**EXERCISE TASK**: Select from the data all lines with the word "ἀγαθὸς".

**LISTED ENTRIES**:

---+---

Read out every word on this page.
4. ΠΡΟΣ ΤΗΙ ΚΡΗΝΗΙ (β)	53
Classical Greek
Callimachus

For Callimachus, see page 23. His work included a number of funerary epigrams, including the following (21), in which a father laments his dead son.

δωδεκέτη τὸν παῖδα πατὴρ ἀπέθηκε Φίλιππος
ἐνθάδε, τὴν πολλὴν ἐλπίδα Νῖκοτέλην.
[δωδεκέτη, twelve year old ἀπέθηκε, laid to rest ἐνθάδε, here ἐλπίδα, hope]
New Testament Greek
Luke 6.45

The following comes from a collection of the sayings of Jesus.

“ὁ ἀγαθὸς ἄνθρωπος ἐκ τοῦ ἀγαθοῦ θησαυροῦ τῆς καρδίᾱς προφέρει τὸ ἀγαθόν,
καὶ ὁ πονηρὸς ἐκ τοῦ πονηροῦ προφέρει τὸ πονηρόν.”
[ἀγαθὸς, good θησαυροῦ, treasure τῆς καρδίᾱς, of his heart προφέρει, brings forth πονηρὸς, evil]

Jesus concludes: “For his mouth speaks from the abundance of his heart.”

---+---

**WRITTEN RESPONSE**:
“ὁ ἀγαθὸς ἄνθρωπος ἐκ τοῦ ἀγαθοῦ θησαυροῦ τῆς καρδίᾱς προφέρει τὸ ἀγαθόν,
[ἀγαθὸς, good θησαυροῦ, treasure τῆς καρδίᾱς, of his heart προφέρει, brings forth πονηρὸς, evil]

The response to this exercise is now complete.